Exercise inputs
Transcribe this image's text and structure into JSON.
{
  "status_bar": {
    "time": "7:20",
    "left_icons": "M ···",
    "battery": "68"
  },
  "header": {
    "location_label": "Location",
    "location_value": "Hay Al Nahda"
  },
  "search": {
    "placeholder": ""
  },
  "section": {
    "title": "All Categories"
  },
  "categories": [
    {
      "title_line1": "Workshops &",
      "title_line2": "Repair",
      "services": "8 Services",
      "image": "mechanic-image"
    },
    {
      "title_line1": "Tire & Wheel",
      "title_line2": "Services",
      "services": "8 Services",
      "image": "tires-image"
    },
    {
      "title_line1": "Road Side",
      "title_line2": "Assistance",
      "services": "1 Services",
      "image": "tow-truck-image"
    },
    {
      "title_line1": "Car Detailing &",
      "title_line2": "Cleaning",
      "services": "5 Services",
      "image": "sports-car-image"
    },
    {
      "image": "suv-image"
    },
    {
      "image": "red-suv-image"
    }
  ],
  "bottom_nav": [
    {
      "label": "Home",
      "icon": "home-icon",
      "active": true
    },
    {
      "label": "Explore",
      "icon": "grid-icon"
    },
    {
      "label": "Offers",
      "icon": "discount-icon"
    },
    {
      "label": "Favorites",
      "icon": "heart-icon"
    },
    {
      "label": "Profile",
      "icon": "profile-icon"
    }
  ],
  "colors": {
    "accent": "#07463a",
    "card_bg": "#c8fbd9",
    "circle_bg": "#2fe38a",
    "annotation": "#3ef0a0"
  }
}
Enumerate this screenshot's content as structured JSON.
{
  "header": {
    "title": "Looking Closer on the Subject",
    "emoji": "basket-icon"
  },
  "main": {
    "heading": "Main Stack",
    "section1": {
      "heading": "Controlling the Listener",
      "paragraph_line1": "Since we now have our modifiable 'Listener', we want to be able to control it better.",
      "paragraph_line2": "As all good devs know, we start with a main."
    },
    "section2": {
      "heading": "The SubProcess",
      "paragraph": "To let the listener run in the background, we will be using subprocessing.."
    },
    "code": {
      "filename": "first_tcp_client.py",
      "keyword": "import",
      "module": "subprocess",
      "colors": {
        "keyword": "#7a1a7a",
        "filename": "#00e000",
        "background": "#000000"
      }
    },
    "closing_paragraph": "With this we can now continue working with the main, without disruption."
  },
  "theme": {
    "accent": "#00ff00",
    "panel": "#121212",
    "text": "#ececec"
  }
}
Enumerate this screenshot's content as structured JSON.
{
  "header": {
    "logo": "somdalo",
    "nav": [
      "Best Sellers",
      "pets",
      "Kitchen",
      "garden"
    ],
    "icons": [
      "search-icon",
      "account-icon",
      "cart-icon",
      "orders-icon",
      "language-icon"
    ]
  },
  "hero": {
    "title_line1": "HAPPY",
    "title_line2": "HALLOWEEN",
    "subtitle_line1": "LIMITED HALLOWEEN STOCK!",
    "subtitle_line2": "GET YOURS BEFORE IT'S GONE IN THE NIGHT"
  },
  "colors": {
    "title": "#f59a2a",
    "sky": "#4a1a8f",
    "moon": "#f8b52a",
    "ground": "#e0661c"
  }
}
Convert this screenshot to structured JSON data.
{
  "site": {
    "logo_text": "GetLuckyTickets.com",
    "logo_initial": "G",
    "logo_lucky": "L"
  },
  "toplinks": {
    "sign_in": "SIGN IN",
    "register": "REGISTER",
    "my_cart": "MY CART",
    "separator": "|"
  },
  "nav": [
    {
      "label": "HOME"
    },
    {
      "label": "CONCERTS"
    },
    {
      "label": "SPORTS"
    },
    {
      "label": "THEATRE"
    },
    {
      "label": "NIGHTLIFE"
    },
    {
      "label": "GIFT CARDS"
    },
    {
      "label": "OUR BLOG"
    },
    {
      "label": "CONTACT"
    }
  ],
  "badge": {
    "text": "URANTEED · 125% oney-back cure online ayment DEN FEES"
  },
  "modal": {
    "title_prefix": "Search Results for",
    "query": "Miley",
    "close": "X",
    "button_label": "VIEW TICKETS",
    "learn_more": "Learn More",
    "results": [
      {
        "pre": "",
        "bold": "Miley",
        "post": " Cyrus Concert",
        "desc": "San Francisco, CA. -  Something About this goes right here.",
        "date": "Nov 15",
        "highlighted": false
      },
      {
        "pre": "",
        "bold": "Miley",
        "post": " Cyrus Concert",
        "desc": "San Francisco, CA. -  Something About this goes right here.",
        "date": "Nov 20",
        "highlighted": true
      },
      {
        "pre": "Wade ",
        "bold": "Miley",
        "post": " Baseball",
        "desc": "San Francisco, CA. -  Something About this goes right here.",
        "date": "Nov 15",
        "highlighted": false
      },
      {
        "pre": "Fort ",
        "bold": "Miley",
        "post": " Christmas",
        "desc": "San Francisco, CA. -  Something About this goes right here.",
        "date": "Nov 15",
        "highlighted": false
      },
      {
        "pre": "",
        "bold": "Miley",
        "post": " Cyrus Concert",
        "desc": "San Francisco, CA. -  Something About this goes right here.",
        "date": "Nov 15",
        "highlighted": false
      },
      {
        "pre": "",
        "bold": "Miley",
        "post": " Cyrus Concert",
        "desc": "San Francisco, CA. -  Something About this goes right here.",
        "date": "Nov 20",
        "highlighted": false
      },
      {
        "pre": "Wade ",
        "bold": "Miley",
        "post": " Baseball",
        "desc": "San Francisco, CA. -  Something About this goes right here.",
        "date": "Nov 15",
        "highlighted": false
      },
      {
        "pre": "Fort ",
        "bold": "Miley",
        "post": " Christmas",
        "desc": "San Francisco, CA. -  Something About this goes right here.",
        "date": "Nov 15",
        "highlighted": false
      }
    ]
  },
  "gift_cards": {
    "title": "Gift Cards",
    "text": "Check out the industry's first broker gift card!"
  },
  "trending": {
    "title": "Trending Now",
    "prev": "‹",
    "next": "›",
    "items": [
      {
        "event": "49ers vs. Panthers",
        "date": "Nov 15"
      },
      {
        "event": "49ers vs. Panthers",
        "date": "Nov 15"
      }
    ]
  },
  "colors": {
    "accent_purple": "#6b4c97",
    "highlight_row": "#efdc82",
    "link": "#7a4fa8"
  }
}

Task prompt
Every record should be repeated exactly; please leave none out.

Output for this exercise
Transcribe this image's text and structure into JSON.
{
  "status_bar": {
    "time": "7:20",
    "left_icons": "M ···",
    "battery": "68"
  },
  "header": {
    "location_label": "Location",
    "location_value": "Hay Al Nahda"
  },
  "search": {
    "placeholder": ""
  },
  "section": {
    "title": "All Categories"
  },
  "categories": [
    {
      "title_line1": "Workshops &",
      "title_line2": "Repair",
      "services": "8 Services",
      "image": "mechanic-image"
    },
    {
      "title_line1": "Tire & Wheel",
      "title_line2": "Services",
      "services": "8 Services",
      "image": "tires-image"
    },
    {
      "title_line1": "Road Side",
      "title_line2": "Assistance",
      "services": "1 Services",
      "image": "tow-truck-image"
    },
    {
      "title_line1": "Car Detailing &",
      "title_line2": "Cleaning",
      "services": "5 Services",
      "image": "sports-car-image"
    },
    {
      "image": "suv-image"
    },
    {
      "image": "red-suv-image"
    }
  ],
  "bottom_nav": [
    {
      "label": "Home",
      "icon": "home-icon",
      "active": true
    },
    {
      "label": "Explore",
      "icon": "grid-icon"
    },
    {
      "label": "Offers",
      "icon": "discount-icon"
    },
    {
      "label": "Favorites",
      "icon": "heart-icon"
    },
    {
      "label": "Profile",
      "icon": "profile-icon"
    }
  ],
  "colors": {
    "accent": "#07463a",
    "card_bg": "#c8fbd9",
    "circle_bg": "#2fe38a",
    "annotation": "#3ef0a0"
  }
}
Enumerate this screenshot's content as structured JSON.
{
  "header": {
    "title": "Looking Closer on the Subject",
    "emoji": "basket-icon"
  },
  "main": {
    "heading": "Main Stack",
    "section1": {
      "heading": "Controlling the Listener",
      "paragraph_line1": "Since we now have our modifiable 'Listener', we want to be able to control it better.",
      "paragraph_line2": "As all good devs know, we start with a main."
    },
    "section2": {
      "heading": "The SubProcess",
      "paragraph": "To let the listener run in the background, we will be using subprocessing.."
    },
    "code": {
      "filename": "first_tcp_client.py",
      "keyword": "import",
      "module": "subprocess",
      "colors": {
        "keyword": "#7a1a7a",
        "filename": "#00e000",
        "background": "#000000"
      }
    },
    "closing_paragraph": "With this we can now continue working with the main, without disruption."
  },
  "theme": {
    "accent": "#00ff00",
    "panel": "#121212",
    "text": "#ececec"
  }
}
Enumerate this screenshot's content as structured JSON.
{
  "header": {
    "logo": "somdalo",
    "nav": [
      "Best Sellers",
      "pets",
      "Kitchen",
      "garden"
    ],
    "icons": [
      "search-icon",
      "account-icon",
      "cart-icon",
      "orders-icon",
      "language-icon"
    ]
  },
  "hero": {
    "title_line1": "HAPPY",
    "title_line2": "HALLOWEEN",
    "subtitle_line1": "LIMITED HALLOWEEN STOCK!",
    "subtitle_line2": "GET YOURS BEFORE IT'S GONE IN THE NIGHT"
  },
  "colors": {
    "title": "#f59a2a",
    "sky": "#4a1a8f",
    "moon": "#f8b52a",
    "ground": "#e0661c"
  }
}
Convert this screenshot to structured JSON data.
{
  "site": {
    "logo_text": "GetLuckyTickets.com",
    "logo_initial": "G",
    "logo_lucky": "L"
  },
  "toplinks": {
    "sign_in": "SIGN IN",
    "register": "REGISTER",
    "my_cart": "MY CART",
    "separator": "|"
  },
  "nav": [
    {
      "label": "HOME"
    },
    {
      "label": "CONCERTS"
    },
    {
      "label": "SPORTS"
    },
    {
      "label": "THEATRE"
    },
    {
      "label": "NIGHTLIFE"
    },
    {
      "label": "GIFT CARDS"
    },
    {
      "label": "OUR BLOG"
    },
    {
      "label": "CONTACT"
    }
  ],
  "badge": {
    "text": "URANTEED · 125% oney-back cure online ayment DEN FEES"
  },
  "modal": {
    "title_prefix": "Search Results for",
    "query": "Miley",
    "close": "X",
    "button_label": "VIEW TICKETS",
    "learn_more": "Learn More",
    "results": [
      {
        "pre": "",
        "bold": "Miley",
        "post": " Cyrus Concert",
        "desc": "San Francisco, CA. -  Something About this goes right here.",
        "date": "Nov 15",
        "highlighted": false
      },
      {
        "pre": "",
        "bold": "Miley",
        "post": " Cyrus Concert",
        "desc": "San Francisco, CA. -  Something About this goes right here.",
        "date": "Nov 20",
        "highlighted": true
      },
      {
        "pre": "Wade ",
        "bold": "Miley",
        "post": " Baseball",
        "desc": "San Francisco, CA. -  Something About this goes right here.",
        "date": "Nov 15",
        "highlighted": false
      },
      {
        "pre": "Fort ",
        "bold": "Miley",
        "post": " Christmas",
        "desc": "San Francisco, CA. -  Something About this goes right here.",
        "date": "Nov 15",
        "highlighted": false
      },
      {
        "pre": "",
        "bold": "Miley",
        "post": " Cyrus Concert",
        "desc": "San Francisco, CA. -  Something About this goes right here.",
        "date": "Nov 15",
        "highlighted": false
      },
      {
        "pre": "",
        "bold": "Miley",
        "post": " Cyrus Concert",
        "desc": "San Francisco, CA. -  Something About this goes right here.",
        "date": "Nov 20",
        "highlighted": false
      },
      {
        "pre": "Wade ",
        "bold": "Miley",
        "post": " Baseball",
        "desc": "San Francisco, CA. -  Something About this goes right here.",
        "date": "Nov 15",
        "highlighted": false
      },
      {
        "pre": "Fort ",
        "bold": "Miley",
        "post": " Christmas",
        "desc": "San Francisco, CA. -  Something About this goes right here.",
        "date": "Nov 15",
        "highlighted": false
      }
    ]
  },
  "gift_cards": {
    "title": "Gift Cards",
    "text": "Check out the industry's first broker gift card!"
  },
  "trending": {
    "title": "Trending Now",
    "prev": "‹",
    "next": "›",
    "items": [
      {
        "event": "49ers vs. Panthers",
        "date": "Nov 15"
      },
      {
        "event": "49ers vs. Panthers",
        "date": "Nov 15"
      }
    ]
  },
  "colors": {
    "accent_purple": "#6b4c97",
    "highlight_row": "#efdc82",
    "link": "#7a4fa8"
  }
}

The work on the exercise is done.